[Prompt]
Check each line of the records below and collect those that include the word "Aðrar".

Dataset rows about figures
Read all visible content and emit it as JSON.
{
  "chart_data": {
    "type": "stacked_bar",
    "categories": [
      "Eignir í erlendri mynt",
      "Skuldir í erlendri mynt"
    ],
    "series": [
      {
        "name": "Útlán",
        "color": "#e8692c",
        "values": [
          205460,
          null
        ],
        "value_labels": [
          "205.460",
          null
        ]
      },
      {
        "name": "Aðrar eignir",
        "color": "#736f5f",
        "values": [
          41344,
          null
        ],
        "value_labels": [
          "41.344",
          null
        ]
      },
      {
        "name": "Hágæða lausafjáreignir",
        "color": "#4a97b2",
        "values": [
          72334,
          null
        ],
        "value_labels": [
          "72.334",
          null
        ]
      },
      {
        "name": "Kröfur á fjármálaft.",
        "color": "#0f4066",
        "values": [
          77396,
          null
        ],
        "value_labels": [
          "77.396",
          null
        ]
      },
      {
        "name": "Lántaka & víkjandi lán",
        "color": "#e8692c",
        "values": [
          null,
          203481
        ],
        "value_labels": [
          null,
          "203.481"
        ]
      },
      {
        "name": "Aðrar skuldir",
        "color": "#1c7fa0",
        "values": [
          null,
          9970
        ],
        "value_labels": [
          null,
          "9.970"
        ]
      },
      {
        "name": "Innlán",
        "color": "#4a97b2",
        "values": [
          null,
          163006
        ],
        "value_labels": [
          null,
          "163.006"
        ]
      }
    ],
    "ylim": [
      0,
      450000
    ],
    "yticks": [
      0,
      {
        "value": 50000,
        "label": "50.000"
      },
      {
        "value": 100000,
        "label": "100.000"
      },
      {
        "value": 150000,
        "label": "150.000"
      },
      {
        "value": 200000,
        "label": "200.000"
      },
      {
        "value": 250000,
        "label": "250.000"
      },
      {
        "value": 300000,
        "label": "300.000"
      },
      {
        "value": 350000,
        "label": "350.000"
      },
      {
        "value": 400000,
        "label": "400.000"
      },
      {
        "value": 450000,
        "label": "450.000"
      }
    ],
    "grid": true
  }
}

==

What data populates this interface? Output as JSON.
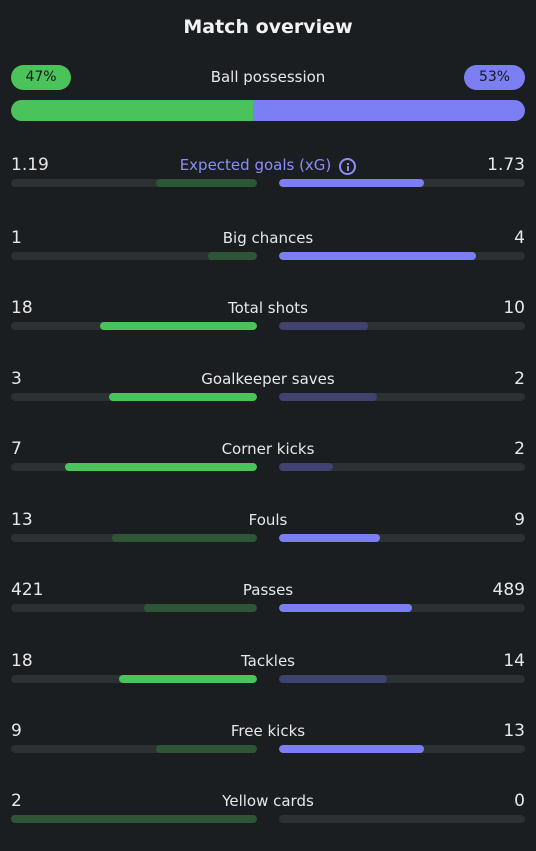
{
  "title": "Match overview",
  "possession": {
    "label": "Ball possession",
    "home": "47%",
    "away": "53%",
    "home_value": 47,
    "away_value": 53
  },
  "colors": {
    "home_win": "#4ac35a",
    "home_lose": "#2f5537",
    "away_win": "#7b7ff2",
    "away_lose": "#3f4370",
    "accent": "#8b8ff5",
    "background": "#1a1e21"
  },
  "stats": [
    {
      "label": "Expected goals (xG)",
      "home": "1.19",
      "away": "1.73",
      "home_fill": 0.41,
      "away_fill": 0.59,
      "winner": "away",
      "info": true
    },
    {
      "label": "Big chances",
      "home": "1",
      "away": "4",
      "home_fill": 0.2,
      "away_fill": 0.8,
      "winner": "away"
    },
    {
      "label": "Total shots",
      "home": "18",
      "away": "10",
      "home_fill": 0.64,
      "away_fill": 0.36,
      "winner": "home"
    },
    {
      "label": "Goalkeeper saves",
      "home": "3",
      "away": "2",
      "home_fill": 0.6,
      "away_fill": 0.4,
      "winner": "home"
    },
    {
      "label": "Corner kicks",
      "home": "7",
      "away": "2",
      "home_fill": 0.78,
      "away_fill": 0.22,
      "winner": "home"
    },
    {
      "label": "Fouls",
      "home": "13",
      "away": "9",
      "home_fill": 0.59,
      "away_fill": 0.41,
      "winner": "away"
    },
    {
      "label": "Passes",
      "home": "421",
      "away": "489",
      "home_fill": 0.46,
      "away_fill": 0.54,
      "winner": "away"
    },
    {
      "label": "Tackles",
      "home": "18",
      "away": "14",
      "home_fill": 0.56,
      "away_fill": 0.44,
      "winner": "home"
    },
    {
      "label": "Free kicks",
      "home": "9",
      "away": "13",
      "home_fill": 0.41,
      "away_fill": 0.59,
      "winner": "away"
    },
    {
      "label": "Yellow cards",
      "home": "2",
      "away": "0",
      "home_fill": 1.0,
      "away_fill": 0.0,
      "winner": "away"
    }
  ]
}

[Exercise answer]
        "name": "Aðrar eignir",
        "name": "Aðrar skuldir",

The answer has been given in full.